┌────────

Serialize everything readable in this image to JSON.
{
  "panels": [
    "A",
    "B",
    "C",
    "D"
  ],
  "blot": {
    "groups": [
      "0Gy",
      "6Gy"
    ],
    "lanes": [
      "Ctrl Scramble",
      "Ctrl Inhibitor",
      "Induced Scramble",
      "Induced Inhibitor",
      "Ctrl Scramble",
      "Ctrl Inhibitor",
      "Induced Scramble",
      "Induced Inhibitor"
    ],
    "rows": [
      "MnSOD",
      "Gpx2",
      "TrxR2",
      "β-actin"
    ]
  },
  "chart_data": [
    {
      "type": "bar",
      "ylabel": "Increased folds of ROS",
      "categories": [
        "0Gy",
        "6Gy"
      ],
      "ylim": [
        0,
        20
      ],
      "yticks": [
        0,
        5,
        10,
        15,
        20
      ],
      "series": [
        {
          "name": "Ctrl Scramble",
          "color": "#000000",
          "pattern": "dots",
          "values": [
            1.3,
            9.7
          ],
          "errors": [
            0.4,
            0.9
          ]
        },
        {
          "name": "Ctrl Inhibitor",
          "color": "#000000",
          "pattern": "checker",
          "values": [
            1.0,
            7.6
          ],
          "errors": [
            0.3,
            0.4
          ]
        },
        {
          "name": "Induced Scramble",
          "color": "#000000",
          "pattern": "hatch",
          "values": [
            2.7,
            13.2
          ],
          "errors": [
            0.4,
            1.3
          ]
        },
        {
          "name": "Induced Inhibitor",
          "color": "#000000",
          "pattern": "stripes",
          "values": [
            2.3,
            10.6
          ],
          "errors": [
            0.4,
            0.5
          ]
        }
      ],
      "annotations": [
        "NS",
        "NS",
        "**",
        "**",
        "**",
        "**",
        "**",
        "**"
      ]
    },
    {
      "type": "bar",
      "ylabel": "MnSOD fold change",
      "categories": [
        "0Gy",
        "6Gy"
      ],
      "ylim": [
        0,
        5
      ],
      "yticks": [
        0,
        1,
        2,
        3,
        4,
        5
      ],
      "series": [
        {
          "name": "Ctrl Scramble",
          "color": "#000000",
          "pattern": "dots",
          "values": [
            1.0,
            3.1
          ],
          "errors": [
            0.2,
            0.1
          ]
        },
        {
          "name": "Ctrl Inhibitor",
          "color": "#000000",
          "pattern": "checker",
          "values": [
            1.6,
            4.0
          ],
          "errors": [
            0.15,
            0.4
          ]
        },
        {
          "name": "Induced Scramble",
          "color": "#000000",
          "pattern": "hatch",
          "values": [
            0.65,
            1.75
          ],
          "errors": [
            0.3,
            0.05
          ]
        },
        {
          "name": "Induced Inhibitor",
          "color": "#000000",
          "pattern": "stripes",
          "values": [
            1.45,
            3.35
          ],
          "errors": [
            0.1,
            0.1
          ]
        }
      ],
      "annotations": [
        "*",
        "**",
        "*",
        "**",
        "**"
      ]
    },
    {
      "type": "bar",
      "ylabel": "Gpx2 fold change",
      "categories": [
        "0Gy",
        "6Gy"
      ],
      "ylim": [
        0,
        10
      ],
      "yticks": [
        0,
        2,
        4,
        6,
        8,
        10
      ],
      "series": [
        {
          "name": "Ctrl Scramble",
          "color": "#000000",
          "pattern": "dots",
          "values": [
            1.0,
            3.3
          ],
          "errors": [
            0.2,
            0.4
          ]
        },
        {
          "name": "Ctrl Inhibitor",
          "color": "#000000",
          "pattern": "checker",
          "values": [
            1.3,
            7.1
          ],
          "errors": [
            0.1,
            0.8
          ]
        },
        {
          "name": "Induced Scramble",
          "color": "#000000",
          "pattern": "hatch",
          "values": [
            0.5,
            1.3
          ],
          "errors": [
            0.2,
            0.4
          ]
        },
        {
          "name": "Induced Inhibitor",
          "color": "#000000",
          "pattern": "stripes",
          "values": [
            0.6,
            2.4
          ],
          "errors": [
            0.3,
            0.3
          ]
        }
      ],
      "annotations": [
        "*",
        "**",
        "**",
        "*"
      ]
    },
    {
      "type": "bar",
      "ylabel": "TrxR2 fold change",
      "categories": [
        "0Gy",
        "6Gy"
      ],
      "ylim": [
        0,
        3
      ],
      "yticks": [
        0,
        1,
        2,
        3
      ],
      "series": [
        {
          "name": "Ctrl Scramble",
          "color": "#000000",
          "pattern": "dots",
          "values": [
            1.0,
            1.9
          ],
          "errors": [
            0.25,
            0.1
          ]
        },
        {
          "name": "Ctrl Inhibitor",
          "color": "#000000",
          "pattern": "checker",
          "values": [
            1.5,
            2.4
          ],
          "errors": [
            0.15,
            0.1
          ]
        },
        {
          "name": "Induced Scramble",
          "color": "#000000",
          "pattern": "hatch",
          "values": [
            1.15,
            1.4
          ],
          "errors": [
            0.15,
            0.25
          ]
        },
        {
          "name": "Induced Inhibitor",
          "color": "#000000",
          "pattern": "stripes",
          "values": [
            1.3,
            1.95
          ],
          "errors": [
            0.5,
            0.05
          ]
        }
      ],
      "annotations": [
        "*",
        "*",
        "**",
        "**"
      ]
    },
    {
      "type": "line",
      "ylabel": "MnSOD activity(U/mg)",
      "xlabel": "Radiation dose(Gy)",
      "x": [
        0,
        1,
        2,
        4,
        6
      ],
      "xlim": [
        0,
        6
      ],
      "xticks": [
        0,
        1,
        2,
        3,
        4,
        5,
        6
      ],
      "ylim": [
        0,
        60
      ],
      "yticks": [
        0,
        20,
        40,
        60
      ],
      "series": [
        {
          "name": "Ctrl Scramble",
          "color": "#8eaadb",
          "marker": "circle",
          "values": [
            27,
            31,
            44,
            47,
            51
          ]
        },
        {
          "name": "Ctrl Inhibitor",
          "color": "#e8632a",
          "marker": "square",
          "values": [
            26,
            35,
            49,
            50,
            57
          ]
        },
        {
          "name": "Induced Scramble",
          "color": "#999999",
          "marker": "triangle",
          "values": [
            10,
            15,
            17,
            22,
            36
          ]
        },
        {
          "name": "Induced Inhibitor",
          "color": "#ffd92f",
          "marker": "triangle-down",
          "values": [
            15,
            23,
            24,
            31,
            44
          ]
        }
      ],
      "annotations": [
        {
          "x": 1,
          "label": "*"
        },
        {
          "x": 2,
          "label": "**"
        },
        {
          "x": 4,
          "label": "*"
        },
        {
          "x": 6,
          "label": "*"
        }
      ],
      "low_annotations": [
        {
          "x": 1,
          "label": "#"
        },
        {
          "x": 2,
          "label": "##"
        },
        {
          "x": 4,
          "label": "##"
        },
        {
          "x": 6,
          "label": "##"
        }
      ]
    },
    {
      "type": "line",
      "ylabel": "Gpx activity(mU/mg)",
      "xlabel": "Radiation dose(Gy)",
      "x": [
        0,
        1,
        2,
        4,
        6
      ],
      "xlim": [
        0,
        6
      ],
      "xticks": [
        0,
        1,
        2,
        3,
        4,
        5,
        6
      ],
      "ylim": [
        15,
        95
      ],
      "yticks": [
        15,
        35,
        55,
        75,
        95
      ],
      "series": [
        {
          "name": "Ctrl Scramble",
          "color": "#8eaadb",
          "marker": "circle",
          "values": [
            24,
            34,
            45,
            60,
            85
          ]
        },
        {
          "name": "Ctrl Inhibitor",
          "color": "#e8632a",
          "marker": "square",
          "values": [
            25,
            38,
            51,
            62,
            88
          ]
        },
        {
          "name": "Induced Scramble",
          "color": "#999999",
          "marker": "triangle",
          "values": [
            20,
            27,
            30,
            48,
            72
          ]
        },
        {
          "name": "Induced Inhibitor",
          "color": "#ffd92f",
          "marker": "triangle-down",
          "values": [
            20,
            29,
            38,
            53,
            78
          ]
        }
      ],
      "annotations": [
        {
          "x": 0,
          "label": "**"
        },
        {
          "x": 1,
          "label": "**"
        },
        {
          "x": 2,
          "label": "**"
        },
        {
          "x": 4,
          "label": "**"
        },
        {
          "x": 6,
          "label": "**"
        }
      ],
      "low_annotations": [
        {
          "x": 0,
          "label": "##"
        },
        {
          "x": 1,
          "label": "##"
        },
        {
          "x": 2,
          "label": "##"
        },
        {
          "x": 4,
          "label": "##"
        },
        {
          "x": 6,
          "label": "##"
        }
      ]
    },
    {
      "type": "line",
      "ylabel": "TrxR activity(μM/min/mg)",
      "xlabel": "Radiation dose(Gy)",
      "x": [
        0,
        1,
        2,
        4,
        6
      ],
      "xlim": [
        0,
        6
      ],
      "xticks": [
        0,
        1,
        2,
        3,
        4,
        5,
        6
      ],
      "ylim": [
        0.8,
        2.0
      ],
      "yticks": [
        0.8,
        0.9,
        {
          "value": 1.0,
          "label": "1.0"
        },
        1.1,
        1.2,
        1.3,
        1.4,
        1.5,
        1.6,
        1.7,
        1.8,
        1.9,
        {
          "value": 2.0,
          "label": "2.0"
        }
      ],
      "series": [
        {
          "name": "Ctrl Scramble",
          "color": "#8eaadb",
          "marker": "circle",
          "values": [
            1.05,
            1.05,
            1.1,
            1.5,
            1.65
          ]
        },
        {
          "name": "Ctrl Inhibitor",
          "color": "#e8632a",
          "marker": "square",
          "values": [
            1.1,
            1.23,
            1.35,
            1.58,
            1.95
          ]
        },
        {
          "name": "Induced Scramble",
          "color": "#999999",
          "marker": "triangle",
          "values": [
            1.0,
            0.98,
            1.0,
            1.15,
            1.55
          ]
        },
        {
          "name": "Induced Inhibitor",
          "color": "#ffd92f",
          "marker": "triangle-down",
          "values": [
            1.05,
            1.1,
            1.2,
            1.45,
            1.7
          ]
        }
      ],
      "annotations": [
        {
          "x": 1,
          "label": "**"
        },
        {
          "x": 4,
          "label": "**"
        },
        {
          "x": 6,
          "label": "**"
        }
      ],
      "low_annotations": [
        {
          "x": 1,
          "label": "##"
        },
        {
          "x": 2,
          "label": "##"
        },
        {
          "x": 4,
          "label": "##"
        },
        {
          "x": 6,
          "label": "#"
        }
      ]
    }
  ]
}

└────────

• _What needs to be done_
Review the material and copy each line in which the word "change" appears.

• _The reply_
      "ylabel": "MnSOD fold change",
      "ylabel": "Gpx2 fold change",
      "ylabel": "TrxR2 fold change",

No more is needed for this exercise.